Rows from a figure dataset
▼

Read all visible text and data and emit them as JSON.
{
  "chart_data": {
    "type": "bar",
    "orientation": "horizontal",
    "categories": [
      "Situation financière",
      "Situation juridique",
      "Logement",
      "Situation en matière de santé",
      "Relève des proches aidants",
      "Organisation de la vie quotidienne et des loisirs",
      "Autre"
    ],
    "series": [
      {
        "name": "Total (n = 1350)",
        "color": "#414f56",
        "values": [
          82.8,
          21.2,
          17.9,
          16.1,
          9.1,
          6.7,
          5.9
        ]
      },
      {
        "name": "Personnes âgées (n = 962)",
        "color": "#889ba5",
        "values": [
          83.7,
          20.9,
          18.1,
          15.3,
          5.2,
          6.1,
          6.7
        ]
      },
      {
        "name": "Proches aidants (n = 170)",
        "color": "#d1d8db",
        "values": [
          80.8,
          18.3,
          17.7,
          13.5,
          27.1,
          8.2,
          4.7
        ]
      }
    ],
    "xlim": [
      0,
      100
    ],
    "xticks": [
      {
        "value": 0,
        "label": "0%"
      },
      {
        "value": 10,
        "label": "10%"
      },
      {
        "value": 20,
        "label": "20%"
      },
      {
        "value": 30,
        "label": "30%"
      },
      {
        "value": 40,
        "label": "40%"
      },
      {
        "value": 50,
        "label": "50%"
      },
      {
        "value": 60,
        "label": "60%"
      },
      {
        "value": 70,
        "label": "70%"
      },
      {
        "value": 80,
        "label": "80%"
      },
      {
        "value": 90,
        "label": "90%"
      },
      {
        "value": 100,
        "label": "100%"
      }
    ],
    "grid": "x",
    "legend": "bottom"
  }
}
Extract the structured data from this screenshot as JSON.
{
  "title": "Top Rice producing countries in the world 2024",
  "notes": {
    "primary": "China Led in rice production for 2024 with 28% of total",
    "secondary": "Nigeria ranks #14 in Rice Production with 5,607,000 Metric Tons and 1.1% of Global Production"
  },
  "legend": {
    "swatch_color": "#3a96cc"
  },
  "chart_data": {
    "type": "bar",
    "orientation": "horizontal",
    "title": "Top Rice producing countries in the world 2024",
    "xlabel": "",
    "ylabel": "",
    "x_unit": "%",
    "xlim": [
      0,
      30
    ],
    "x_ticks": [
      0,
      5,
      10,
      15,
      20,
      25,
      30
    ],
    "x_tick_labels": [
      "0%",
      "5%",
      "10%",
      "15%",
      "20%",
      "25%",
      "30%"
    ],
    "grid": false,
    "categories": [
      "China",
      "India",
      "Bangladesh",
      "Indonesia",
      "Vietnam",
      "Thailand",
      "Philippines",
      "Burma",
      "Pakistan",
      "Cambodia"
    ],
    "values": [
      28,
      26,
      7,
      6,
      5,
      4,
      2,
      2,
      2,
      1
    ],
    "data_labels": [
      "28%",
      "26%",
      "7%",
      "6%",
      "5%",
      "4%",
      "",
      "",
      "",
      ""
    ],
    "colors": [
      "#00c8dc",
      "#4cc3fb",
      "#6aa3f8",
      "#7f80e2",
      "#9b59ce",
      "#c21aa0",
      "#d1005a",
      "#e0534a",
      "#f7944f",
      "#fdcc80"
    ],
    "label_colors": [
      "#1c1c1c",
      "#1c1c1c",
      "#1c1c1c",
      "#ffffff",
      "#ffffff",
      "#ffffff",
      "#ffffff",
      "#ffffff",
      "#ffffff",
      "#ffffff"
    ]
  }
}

▲

▶ Short task:
Identify all lines where the word "JSON" shows up. Copy them.

▶ The answer:
Read all visible text and data and emit them as JSON.
Extract the structured data from this screenshot as JSON.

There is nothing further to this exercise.